**TASK REQUIREMENTS**: Edit the lines of every item below by replacing "jitter-tick-dot" with "jitter-tick-marker" and keeping all other text unchanged. Omit the pictures from your answer.

**Saved data entries**:
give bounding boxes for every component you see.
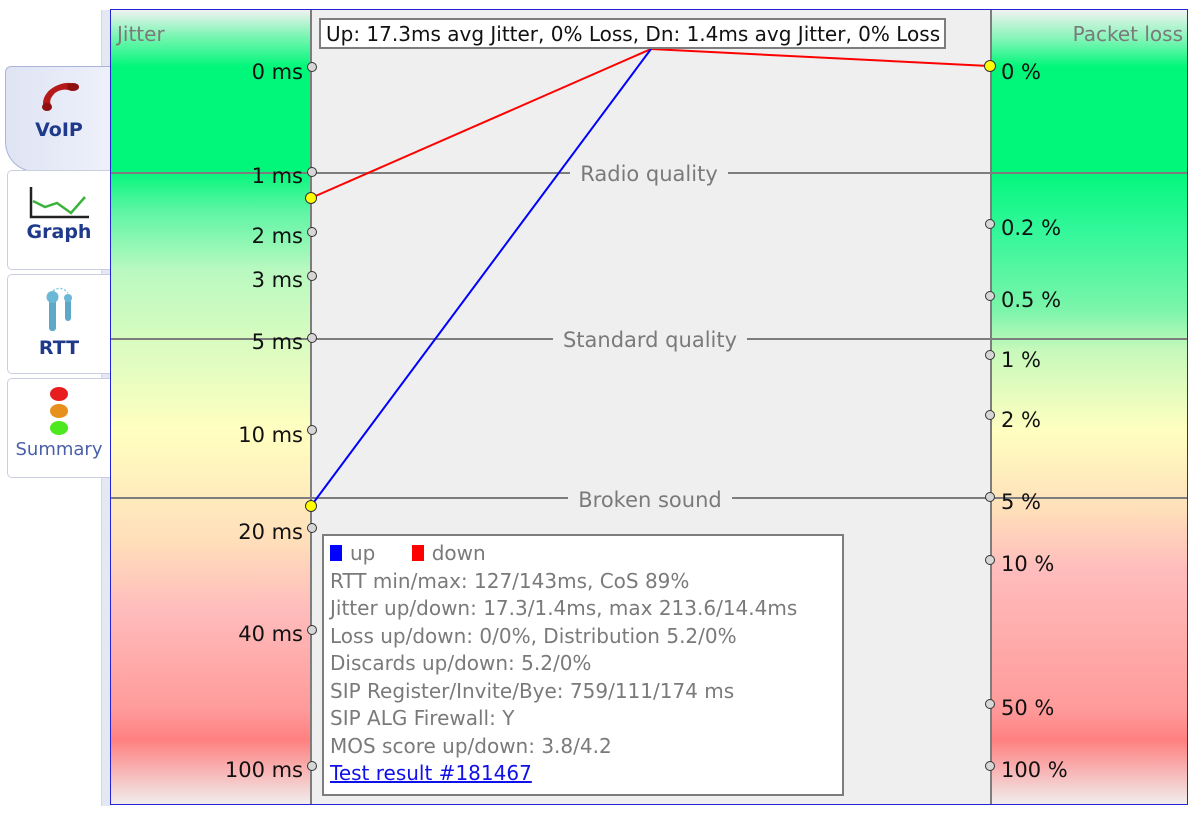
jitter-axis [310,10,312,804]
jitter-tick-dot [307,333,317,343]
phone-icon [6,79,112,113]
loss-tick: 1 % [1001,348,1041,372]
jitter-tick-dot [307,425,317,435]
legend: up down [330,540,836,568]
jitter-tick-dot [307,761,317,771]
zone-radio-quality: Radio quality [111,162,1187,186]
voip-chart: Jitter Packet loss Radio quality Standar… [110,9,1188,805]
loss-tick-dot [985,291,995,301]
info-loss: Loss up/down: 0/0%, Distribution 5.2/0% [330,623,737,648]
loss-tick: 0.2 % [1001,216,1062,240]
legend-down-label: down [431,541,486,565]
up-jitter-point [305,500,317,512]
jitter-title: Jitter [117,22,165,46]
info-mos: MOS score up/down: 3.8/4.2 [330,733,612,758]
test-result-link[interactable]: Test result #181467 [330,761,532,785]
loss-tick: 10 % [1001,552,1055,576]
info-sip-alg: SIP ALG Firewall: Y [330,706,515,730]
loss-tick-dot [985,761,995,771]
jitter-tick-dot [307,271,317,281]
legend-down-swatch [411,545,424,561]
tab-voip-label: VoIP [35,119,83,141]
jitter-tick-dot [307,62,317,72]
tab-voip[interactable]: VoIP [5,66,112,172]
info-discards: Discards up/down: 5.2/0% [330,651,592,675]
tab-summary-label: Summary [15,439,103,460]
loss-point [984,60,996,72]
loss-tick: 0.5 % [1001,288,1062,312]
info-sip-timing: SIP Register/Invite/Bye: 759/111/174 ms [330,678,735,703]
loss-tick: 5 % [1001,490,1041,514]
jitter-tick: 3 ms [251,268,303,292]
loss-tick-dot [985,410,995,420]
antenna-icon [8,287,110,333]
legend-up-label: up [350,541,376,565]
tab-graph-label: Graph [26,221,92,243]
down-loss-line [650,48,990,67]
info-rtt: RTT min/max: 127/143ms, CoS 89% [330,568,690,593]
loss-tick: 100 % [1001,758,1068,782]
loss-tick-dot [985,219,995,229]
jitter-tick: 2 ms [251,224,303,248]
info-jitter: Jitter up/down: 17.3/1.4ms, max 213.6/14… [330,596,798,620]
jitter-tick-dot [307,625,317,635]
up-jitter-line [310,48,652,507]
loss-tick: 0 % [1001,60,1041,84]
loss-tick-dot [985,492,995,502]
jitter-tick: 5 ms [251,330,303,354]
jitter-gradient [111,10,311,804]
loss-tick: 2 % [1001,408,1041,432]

**ANSWER BELOW**:
give bounding boxes for every component you see.
jitter-axis [310,10,312,804]
jitter-tick-marker [307,333,317,343]
phone-icon [6,79,112,113]
loss-tick: 1 % [1001,348,1041,372]
jitter-tick-marker [307,425,317,435]
legend: up down [330,540,836,568]
jitter-tick-marker [307,761,317,771]
zone-radio-quality: Radio quality [111,162,1187,186]
voip-chart: Jitter Packet loss Radio quality Standar… [110,9,1188,805]
loss-tick-dot [985,291,995,301]
info-loss: Loss up/down: 0/0%, Distribution 5.2/0% [330,623,737,648]
loss-tick: 0.2 % [1001,216,1062,240]
legend-down-label: down [431,541,486,565]
up-jitter-point [305,500,317,512]
jitter-title: Jitter [117,22,165,46]
info-mos: MOS score up/down: 3.8/4.2 [330,733,612,758]
test-result-link[interactable]: Test result #181467 [330,761,532,785]
loss-tick: 10 % [1001,552,1055,576]
info-sip-alg: SIP ALG Firewall: Y [330,706,515,730]
loss-tick-dot [985,761,995,771]
jitter-tick-marker [307,271,317,281]
legend-down-swatch [411,545,424,561]
tab-voip-label: VoIP [35,119,83,141]
jitter-tick-marker [307,62,317,72]
tab-voip[interactable]: VoIP [5,66,112,172]
info-discards: Discards up/down: 5.2/0% [330,651,592,675]
tab-summary-label: Summary [15,439,103,460]
loss-point [984,60,996,72]
loss-tick: 0.5 % [1001,288,1062,312]
info-sip-timing: SIP Register/Invite/Bye: 759/111/174 ms [330,678,735,703]
loss-tick: 5 % [1001,490,1041,514]
jitter-tick: 3 ms [251,268,303,292]
loss-tick-dot [985,410,995,420]
antenna-icon [8,287,110,333]
legend-up-label: up [350,541,376,565]
tab-graph-label: Graph [26,221,92,243]
down-loss-line [650,48,990,67]
info-rtt: RTT min/max: 127/143ms, CoS 89% [330,568,690,593]
loss-tick: 100 % [1001,758,1068,782]
loss-tick-dot [985,219,995,229]
jitter-tick: 2 ms [251,224,303,248]
info-jitter: Jitter up/down: 17.3/1.4ms, max 213.6/14… [330,596,798,620]
jitter-tick-marker [307,625,317,635]
up-jitter-line [310,48,652,507]
loss-tick: 0 % [1001,60,1041,84]
loss-tick-dot [985,492,995,502]
jitter-tick: 5 ms [251,330,303,354]
jitter-gradient [111,10,311,804]
loss-tick: 2 % [1001,408,1041,432]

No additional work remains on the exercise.